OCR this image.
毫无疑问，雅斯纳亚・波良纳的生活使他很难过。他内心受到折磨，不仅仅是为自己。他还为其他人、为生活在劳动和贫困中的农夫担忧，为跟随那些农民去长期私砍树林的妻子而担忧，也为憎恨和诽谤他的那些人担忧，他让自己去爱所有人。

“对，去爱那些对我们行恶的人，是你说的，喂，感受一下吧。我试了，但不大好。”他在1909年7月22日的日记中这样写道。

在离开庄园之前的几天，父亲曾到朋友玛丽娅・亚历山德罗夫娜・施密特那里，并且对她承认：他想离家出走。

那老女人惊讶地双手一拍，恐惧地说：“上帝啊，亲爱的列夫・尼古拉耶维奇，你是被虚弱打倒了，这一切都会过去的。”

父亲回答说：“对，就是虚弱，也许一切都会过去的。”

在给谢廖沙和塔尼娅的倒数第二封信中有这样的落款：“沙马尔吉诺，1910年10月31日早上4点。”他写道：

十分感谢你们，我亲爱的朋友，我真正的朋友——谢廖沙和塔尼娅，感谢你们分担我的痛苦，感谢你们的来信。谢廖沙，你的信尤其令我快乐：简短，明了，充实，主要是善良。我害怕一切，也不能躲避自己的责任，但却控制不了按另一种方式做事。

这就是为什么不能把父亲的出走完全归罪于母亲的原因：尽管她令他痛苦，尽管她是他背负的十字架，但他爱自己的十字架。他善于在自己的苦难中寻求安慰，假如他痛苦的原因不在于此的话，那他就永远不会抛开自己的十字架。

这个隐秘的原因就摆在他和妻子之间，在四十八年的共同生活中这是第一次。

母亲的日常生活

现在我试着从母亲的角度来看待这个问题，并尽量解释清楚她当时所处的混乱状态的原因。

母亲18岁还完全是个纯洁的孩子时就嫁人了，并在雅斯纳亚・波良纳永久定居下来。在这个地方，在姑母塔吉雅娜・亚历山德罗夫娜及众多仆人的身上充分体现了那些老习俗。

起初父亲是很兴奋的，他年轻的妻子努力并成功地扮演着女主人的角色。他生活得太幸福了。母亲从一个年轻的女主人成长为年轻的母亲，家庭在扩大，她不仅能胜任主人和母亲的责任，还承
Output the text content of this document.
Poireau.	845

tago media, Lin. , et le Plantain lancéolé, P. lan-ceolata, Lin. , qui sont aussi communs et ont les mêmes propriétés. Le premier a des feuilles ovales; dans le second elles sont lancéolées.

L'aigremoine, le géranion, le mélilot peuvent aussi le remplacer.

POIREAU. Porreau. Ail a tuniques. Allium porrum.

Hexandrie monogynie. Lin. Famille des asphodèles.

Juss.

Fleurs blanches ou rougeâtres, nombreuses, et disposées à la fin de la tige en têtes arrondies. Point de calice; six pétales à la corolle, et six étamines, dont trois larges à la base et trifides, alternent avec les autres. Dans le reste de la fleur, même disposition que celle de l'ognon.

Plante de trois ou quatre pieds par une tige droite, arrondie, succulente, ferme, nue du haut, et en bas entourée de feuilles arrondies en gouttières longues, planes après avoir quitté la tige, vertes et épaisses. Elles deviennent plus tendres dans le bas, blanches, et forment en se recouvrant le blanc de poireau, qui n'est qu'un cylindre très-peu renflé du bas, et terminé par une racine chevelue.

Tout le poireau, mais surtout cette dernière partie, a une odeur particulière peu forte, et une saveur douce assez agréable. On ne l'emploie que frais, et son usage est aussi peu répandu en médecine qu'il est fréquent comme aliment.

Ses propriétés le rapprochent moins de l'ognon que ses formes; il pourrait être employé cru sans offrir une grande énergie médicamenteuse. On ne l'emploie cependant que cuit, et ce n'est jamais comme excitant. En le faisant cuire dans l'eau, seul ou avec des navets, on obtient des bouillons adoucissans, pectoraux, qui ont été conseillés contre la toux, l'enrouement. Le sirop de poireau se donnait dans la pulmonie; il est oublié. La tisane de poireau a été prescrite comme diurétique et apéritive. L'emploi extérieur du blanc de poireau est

==

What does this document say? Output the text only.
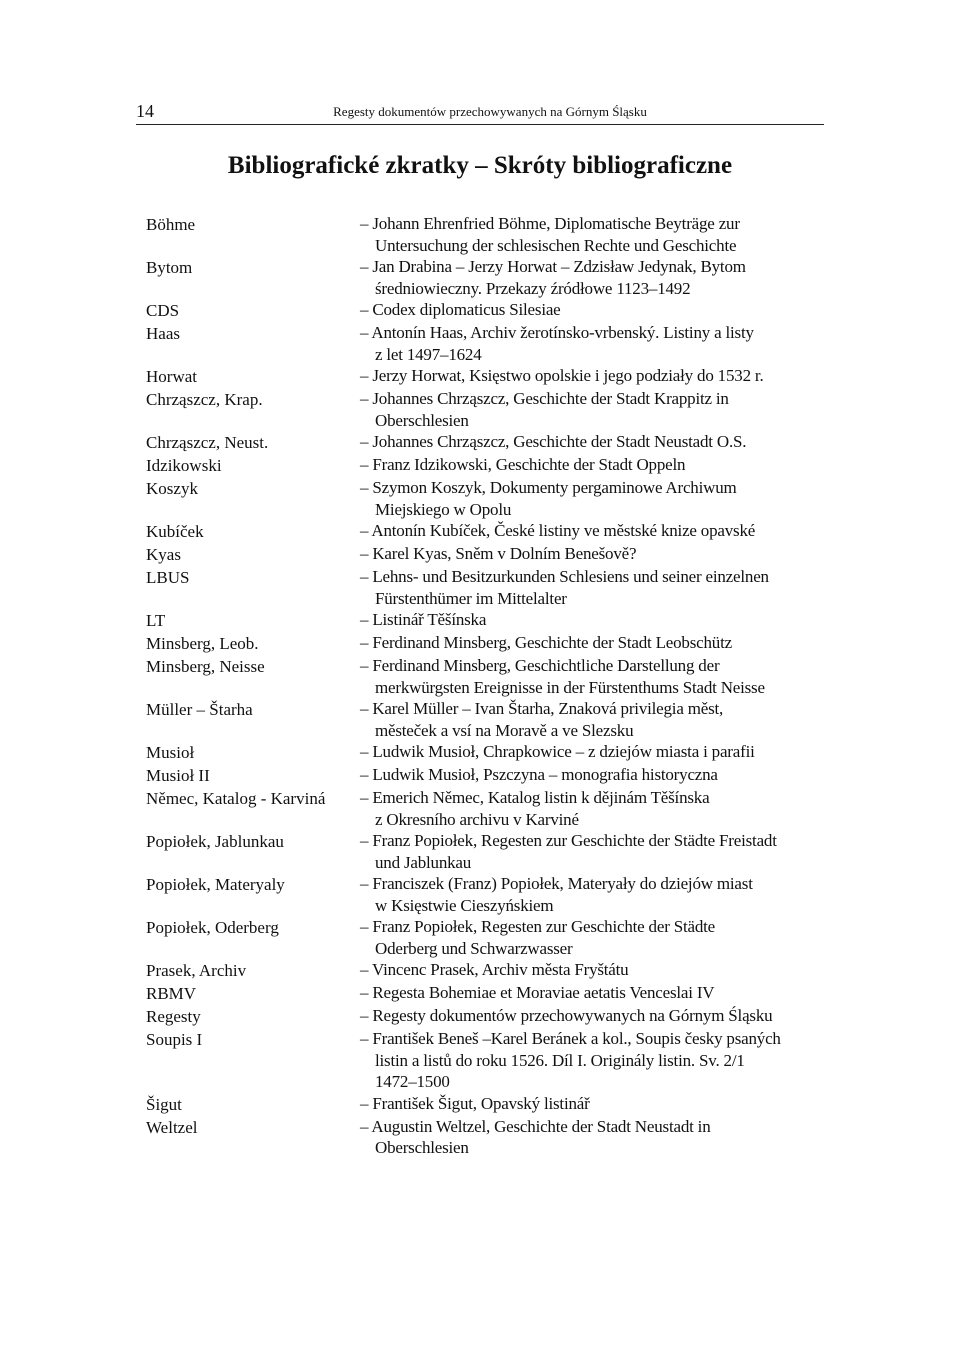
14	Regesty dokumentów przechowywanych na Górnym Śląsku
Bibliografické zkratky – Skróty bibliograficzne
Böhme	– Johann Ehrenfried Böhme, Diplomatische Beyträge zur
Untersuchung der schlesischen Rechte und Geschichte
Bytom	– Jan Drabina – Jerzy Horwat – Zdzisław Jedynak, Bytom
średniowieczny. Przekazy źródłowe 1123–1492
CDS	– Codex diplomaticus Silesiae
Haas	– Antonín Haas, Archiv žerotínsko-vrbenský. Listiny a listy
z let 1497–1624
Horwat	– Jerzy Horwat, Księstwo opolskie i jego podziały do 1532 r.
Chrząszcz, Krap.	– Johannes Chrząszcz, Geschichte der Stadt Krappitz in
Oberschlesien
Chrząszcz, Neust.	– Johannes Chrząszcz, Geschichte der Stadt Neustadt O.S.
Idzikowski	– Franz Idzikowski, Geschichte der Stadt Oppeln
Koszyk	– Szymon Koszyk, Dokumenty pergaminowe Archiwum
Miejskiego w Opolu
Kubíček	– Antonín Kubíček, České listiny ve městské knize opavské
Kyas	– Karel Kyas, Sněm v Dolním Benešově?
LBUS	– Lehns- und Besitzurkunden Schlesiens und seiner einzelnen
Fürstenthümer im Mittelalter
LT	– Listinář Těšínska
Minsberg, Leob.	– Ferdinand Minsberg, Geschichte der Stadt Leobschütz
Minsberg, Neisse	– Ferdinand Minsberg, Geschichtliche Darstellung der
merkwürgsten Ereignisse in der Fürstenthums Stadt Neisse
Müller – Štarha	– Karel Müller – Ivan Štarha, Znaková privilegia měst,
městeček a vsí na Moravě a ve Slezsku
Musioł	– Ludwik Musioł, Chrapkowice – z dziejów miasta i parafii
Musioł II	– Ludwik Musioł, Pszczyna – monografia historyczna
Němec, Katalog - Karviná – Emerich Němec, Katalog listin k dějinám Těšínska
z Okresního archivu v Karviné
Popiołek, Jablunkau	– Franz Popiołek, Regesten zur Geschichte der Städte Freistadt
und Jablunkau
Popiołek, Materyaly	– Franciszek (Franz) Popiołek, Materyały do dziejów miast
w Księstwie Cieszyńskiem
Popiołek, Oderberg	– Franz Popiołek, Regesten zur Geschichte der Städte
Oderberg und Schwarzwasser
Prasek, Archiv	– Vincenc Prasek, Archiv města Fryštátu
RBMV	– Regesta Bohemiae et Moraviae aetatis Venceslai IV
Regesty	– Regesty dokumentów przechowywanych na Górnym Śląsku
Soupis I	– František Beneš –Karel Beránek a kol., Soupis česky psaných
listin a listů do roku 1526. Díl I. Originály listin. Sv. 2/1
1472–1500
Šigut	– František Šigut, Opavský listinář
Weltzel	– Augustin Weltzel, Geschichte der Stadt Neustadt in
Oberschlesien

...

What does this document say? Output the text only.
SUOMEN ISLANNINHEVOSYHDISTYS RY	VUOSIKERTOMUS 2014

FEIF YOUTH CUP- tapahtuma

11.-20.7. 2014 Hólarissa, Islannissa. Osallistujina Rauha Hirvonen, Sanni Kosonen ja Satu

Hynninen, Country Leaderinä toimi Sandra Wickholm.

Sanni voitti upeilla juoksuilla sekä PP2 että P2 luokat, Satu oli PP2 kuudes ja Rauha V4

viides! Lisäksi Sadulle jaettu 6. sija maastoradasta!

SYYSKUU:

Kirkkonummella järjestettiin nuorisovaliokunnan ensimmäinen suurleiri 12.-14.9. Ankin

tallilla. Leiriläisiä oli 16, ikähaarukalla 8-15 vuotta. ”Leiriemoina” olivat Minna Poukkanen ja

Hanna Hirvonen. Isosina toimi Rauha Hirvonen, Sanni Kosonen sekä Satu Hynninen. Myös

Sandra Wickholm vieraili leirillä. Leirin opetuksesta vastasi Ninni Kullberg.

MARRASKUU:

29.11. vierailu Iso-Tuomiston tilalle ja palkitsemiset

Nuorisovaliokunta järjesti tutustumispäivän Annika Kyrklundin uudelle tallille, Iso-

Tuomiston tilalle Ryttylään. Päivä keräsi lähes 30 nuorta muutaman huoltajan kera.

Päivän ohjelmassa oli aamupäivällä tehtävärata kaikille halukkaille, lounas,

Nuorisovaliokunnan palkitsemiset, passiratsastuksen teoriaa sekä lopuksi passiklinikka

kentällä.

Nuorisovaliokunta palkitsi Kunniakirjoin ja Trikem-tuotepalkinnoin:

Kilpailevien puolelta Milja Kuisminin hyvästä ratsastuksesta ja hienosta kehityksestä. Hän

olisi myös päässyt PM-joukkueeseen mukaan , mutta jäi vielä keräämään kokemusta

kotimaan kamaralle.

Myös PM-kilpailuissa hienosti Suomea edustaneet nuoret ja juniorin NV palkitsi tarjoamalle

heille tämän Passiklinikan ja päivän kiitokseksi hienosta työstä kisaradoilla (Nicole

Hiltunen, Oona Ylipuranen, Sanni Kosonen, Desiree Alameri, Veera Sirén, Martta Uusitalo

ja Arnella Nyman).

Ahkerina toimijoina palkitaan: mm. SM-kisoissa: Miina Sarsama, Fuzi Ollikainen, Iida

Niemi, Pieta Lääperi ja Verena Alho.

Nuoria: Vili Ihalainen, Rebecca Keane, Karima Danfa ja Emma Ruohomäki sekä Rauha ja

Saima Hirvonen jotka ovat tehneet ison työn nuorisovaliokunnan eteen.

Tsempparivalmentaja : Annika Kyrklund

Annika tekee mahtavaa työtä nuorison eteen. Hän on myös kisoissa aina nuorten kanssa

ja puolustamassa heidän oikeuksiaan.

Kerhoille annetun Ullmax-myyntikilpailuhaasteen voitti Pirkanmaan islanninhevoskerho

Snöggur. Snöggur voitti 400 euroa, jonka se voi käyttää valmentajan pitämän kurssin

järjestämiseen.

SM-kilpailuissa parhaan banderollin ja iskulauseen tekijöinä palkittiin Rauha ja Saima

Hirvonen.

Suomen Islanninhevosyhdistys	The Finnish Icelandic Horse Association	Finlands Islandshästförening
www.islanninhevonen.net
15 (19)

● Task directions: Gather and return every line that holds the string "Jerzy".

● Final result:
Bytom	– Jan Drabina – Jerzy Horwat – Zdzisław Jedynak, Bytom
Horwat	– Jerzy Horwat, Księstwo opolskie i jego podziały do 1532 r.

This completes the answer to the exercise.